▶ TASK: All entries below are to be set down again, identical to the source.

* * *

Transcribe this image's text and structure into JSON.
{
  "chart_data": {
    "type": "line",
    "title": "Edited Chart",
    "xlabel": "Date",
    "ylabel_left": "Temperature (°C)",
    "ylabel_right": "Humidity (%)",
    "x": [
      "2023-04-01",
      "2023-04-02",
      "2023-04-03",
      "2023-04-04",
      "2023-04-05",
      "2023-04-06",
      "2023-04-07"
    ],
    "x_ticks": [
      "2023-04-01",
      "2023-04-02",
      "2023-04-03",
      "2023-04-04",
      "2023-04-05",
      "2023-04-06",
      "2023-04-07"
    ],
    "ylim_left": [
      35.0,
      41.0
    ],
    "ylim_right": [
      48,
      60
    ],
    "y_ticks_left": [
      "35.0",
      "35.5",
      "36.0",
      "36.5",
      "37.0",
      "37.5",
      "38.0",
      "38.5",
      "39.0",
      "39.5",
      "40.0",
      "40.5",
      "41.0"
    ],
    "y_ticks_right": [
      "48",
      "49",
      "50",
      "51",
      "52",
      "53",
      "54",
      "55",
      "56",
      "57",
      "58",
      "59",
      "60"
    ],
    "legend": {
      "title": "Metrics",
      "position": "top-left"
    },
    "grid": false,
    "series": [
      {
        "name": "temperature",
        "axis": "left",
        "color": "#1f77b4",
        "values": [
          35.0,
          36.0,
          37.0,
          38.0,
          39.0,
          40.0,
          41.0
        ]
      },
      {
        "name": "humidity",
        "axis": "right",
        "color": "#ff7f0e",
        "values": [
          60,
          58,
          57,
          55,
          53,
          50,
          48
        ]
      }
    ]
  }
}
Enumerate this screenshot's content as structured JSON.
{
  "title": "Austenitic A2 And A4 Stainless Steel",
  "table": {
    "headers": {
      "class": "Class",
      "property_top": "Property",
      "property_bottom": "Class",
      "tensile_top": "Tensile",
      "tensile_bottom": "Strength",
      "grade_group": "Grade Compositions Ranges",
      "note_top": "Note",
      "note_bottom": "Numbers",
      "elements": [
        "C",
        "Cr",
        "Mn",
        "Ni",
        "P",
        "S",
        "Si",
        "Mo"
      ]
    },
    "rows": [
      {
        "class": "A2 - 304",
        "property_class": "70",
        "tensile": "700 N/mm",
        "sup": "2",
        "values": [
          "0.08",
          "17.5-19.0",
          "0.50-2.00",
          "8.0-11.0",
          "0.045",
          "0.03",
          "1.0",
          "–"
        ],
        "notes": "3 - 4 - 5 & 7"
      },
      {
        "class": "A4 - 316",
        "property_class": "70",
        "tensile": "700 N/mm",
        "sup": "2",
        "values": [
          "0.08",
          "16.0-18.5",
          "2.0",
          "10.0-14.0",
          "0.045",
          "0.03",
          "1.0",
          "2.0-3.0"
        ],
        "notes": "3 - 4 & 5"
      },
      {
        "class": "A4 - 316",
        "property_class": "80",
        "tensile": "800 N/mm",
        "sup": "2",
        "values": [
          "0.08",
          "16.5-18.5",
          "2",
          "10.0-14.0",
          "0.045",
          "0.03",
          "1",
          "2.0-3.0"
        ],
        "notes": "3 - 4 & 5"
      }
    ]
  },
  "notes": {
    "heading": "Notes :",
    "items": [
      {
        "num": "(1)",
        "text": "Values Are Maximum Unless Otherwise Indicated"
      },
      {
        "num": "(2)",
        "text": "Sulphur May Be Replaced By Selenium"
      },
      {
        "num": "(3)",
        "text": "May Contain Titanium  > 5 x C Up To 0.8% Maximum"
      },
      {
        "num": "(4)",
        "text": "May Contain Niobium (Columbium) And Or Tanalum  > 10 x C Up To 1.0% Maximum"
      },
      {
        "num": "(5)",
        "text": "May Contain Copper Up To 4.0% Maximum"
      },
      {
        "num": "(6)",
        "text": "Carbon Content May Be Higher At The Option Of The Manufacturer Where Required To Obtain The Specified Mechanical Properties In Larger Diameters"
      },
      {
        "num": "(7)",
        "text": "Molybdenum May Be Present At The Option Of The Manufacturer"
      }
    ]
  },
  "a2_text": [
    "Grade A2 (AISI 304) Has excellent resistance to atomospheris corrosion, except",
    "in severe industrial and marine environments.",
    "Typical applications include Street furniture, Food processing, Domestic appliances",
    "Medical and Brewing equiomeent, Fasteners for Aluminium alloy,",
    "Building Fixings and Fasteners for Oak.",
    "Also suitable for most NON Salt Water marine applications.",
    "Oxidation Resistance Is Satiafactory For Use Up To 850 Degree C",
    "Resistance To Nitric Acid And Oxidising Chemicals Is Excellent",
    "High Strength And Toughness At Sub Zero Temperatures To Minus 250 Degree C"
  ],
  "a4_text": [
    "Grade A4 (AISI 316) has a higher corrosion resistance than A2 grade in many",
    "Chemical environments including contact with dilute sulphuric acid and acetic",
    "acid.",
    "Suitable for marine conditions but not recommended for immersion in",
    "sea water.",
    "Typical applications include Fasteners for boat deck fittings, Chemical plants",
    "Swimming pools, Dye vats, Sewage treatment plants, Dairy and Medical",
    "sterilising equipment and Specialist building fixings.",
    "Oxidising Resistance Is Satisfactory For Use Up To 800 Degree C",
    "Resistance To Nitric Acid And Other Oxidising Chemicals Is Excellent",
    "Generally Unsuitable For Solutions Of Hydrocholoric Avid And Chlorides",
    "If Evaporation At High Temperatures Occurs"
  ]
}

* * *

▶ EXERCISE RESPONSE:
Transcribe this image's text and structure into JSON.
{
  "chart_data": {
    "type": "line",
    "title": "Edited Chart",
    "xlabel": "Date",
    "ylabel_left": "Temperature (°C)",
    "ylabel_right": "Humidity (%)",
    "x": [
      "2023-04-01",
      "2023-04-02",
      "2023-04-03",
      "2023-04-04",
      "2023-04-05",
      "2023-04-06",
      "2023-04-07"
    ],
    "x_ticks": [
      "2023-04-01",
      "2023-04-02",
      "2023-04-03",
      "2023-04-04",
      "2023-04-05",
      "2023-04-06",
      "2023-04-07"
    ],
    "ylim_left": [
      35.0,
      41.0
    ],
    "ylim_right": [
      48,
      60
    ],
    "y_ticks_left": [
      "35.0",
      "35.5",
      "36.0",
      "36.5",
      "37.0",
      "37.5",
      "38.0",
      "38.5",
      "39.0",
      "39.5",
      "40.0",
      "40.5",
      "41.0"
    ],
    "y_ticks_right": [
      "48",
      "49",
      "50",
      "51",
      "52",
      "53",
      "54",
      "55",
      "56",
      "57",
      "58",
      "59",
      "60"
    ],
    "legend": {
      "title": "Metrics",
      "position": "top-left"
    },
    "grid": false,
    "series": [
      {
        "name": "temperature",
        "axis": "left",
        "color": "#1f77b4",
        "values": [
          35.0,
          36.0,
          37.0,
          38.0,
          39.0,
          40.0,
          41.0
        ]
      },
      {
        "name": "humidity",
        "axis": "right",
        "color": "#ff7f0e",
        "values": [
          60,
          58,
          57,
          55,
          53,
          50,
          48
        ]
      }
    ]
  }
}
Enumerate this screenshot's content as structured JSON.
{
  "title": "Austenitic A2 And A4 Stainless Steel",
  "table": {
    "headers": {
      "class": "Class",
      "property_top": "Property",
      "property_bottom": "Class",
      "tensile_top": "Tensile",
      "tensile_bottom": "Strength",
      "grade_group": "Grade Compositions Ranges",
      "note_top": "Note",
      "note_bottom": "Numbers",
      "elements": [
        "C",
        "Cr",
        "Mn",
        "Ni",
        "P",
        "S",
        "Si",
        "Mo"
      ]
    },
    "rows": [
      {
        "class": "A2 - 304",
        "property_class": "70",
        "tensile": "700 N/mm",
        "sup": "2",
        "values": [
          "0.08",
          "17.5-19.0",
          "0.50-2.00",
          "8.0-11.0",
          "0.045",
          "0.03",
          "1.0",
          "–"
        ],
        "notes": "3 - 4 - 5 & 7"
      },
      {
        "class": "A4 - 316",
        "property_class": "70",
        "tensile": "700 N/mm",
        "sup": "2",
        "values": [
          "0.08",
          "16.0-18.5",
          "2.0",
          "10.0-14.0",
          "0.045",
          "0.03",
          "1.0",
          "2.0-3.0"
        ],
        "notes": "3 - 4 & 5"
      },
      {
        "class": "A4 - 316",
        "property_class": "80",
        "tensile": "800 N/mm",
        "sup": "2",
        "values": [
          "0.08",
          "16.5-18.5",
          "2",
          "10.0-14.0",
          "0.045",
          "0.03",
          "1",
          "2.0-3.0"
        ],
        "notes": "3 - 4 & 5"
      }
    ]
  },
  "notes": {
    "heading": "Notes :",
    "items": [
      {
        "num": "(1)",
        "text": "Values Are Maximum Unless Otherwise Indicated"
      },
      {
        "num": "(2)",
        "text": "Sulphur May Be Replaced By Selenium"
      },
      {
        "num": "(3)",
        "text": "May Contain Titanium  > 5 x C Up To 0.8% Maximum"
      },
      {
        "num": "(4)",
        "text": "May Contain Niobium (Columbium) And Or Tanalum  > 10 x C Up To 1.0% Maximum"
      },
      {
        "num": "(5)",
        "text": "May Contain Copper Up To 4.0% Maximum"
      },
      {
        "num": "(6)",
        "text": "Carbon Content May Be Higher At The Option Of The Manufacturer Where Required To Obtain The Specified Mechanical Properties In Larger Diameters"
      },
      {
        "num": "(7)",
        "text": "Molybdenum May Be Present At The Option Of The Manufacturer"
      }
    ]
  },
  "a2_text": [
    "Grade A2 (AISI 304) Has excellent resistance to atomospheris corrosion, except",
    "in severe industrial and marine environments.",
    "Typical applications include Street furniture, Food processing, Domestic appliances",
    "Medical and Brewing equiomeent, Fasteners for Aluminium alloy,",
    "Building Fixings and Fasteners for Oak.",
    "Also suitable for most NON Salt Water marine applications.",
    "Oxidation Resistance Is Satiafactory For Use Up To 850 Degree C",
    "Resistance To Nitric Acid And Oxidising Chemicals Is Excellent",
    "High Strength And Toughness At Sub Zero Temperatures To Minus 250 Degree C"
  ],
  "a4_text": [
    "Grade A4 (AISI 316) has a higher corrosion resistance than A2 grade in many",
    "Chemical environments including contact with dilute sulphuric acid and acetic",
    "acid.",
    "Suitable for marine conditions but not recommended for immersion in",
    "sea water.",
    "Typical applications include Fasteners for boat deck fittings, Chemical plants",
    "Swimming pools, Dye vats, Sewage treatment plants, Dairy and Medical",
    "sterilising equipment and Specialist building fixings.",
    "Oxidising Resistance Is Satisfactory For Use Up To 800 Degree C",
    "Resistance To Nitric Acid And Other Oxidising Chemicals Is Excellent",
    "Generally Unsuitable For Solutions Of Hydrocholoric Avid And Chlorides",
    "If Evaporation At High Temperatures Occurs"
  ]
}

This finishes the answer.